# [Extracted data]
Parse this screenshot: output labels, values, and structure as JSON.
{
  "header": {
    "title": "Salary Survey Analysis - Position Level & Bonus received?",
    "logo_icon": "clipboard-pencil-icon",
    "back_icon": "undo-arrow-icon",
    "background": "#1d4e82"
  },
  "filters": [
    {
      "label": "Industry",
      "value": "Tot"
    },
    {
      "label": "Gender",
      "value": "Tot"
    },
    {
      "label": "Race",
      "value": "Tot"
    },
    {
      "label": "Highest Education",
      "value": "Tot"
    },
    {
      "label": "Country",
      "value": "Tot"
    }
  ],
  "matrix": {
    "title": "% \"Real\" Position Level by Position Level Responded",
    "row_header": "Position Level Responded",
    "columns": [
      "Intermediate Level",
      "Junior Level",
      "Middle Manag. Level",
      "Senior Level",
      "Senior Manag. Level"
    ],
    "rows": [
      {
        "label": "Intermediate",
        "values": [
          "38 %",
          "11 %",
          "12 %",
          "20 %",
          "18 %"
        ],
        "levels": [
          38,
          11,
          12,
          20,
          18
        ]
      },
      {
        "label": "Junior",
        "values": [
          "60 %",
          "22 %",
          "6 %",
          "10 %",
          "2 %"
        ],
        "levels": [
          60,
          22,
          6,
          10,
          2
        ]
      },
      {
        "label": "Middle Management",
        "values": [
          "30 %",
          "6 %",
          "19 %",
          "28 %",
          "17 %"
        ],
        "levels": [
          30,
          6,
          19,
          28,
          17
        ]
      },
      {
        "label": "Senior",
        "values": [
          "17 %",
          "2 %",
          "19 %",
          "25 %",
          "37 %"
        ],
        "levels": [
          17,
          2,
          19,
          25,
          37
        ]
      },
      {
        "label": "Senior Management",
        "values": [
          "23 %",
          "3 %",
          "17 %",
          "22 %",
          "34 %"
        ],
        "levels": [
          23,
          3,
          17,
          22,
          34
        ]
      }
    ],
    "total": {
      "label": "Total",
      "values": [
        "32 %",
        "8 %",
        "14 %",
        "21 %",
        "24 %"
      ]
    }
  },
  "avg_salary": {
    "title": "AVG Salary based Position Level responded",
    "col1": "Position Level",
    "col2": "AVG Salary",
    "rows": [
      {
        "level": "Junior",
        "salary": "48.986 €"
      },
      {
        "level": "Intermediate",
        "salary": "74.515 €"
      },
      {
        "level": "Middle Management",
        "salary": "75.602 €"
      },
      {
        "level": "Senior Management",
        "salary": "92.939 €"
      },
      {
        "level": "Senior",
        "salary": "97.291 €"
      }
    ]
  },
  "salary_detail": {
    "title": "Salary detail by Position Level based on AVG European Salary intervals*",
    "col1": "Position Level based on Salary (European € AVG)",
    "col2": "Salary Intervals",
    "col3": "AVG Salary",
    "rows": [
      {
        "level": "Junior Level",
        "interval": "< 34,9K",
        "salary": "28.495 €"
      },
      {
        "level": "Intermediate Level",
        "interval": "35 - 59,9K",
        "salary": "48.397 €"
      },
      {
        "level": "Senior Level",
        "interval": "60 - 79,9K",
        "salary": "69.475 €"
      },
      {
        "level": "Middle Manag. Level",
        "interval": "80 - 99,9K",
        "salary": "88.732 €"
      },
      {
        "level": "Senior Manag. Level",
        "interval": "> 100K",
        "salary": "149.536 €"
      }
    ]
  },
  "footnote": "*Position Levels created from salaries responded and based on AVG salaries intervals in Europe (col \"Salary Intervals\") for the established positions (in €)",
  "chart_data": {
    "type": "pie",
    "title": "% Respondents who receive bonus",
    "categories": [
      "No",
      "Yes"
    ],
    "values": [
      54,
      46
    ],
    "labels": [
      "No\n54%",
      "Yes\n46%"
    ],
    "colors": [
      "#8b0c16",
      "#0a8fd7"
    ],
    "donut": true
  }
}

# [The task]
Exactly reproduce all of the entries above.

# [Result of this exercise]
Parse this screenshot: output labels, values, and structure as JSON.
{
  "header": {
    "title": "Salary Survey Analysis - Position Level & Bonus received?",
    "logo_icon": "clipboard-pencil-icon",
    "back_icon": "undo-arrow-icon",
    "background": "#1d4e82"
  },
  "filters": [
    {
      "label": "Industry",
      "value": "Tot"
    },
    {
      "label": "Gender",
      "value": "Tot"
    },
    {
      "label": "Race",
      "value": "Tot"
    },
    {
      "label": "Highest Education",
      "value": "Tot"
    },
    {
      "label": "Country",
      "value": "Tot"
    }
  ],
  "matrix": {
    "title": "% \"Real\" Position Level by Position Level Responded",
    "row_header": "Position Level Responded",
    "columns": [
      "Intermediate Level",
      "Junior Level",
      "Middle Manag. Level",
      "Senior Level",
      "Senior Manag. Level"
    ],
    "rows": [
      {
        "label": "Intermediate",
        "values": [
          "38 %",
          "11 %",
          "12 %",
          "20 %",
          "18 %"
        ],
        "levels": [
          38,
          11,
          12,
          20,
          18
        ]
      },
      {
        "label": "Junior",
        "values": [
          "60 %",
          "22 %",
          "6 %",
          "10 %",
          "2 %"
        ],
        "levels": [
          60,
          22,
          6,
          10,
          2
        ]
      },
      {
        "label": "Middle Management",
        "values": [
          "30 %",
          "6 %",
          "19 %",
          "28 %",
          "17 %"
        ],
        "levels": [
          30,
          6,
          19,
          28,
          17
        ]
      },
      {
        "label": "Senior",
        "values": [
          "17 %",
          "2 %",
          "19 %",
          "25 %",
          "37 %"
        ],
        "levels": [
          17,
          2,
          19,
          25,
          37
        ]
      },
      {
        "label": "Senior Management",
        "values": [
          "23 %",
          "3 %",
          "17 %",
          "22 %",
          "34 %"
        ],
        "levels": [
          23,
          3,
          17,
          22,
          34
        ]
      }
    ],
    "total": {
      "label": "Total",
      "values": [
        "32 %",
        "8 %",
        "14 %",
        "21 %",
        "24 %"
      ]
    }
  },
  "avg_salary": {
    "title": "AVG Salary based Position Level responded",
    "col1": "Position Level",
    "col2": "AVG Salary",
    "rows": [
      {
        "level": "Junior",
        "salary": "48.986 €"
      },
      {
        "level": "Intermediate",
        "salary": "74.515 €"
      },
      {
        "level": "Middle Management",
        "salary": "75.602 €"
      },
      {
        "level": "Senior Management",
        "salary": "92.939 €"
      },
      {
        "level": "Senior",
        "salary": "97.291 €"
      }
    ]
  },
  "salary_detail": {
    "title": "Salary detail by Position Level based on AVG European Salary intervals*",
    "col1": "Position Level based on Salary (European € AVG)",
    "col2": "Salary Intervals",
    "col3": "AVG Salary",
    "rows": [
      {
        "level": "Junior Level",
        "interval": "< 34,9K",
        "salary": "28.495 €"
      },
      {
        "level": "Intermediate Level",
        "interval": "35 - 59,9K",
        "salary": "48.397 €"
      },
      {
        "level": "Senior Level",
        "interval": "60 - 79,9K",
        "salary": "69.475 €"
      },
      {
        "level": "Middle Manag. Level",
        "interval": "80 - 99,9K",
        "salary": "88.732 €"
      },
      {
        "level": "Senior Manag. Level",
        "interval": "> 100K",
        "salary": "149.536 €"
      }
    ]
  },
  "footnote": "*Position Levels created from salaries responded and based on AVG salaries intervals in Europe (col \"Salary Intervals\") for the established positions (in €)",
  "chart_data": {
    "type": "pie",
    "title": "% Respondents who receive bonus",
    "categories": [
      "No",
      "Yes"
    ],
    "values": [
      54,
      46
    ],
    "labels": [
      "No\n54%",
      "Yes\n46%"
    ],
    "colors": [
      "#8b0c16",
      "#0a8fd7"
    ],
    "donut": true
  }
}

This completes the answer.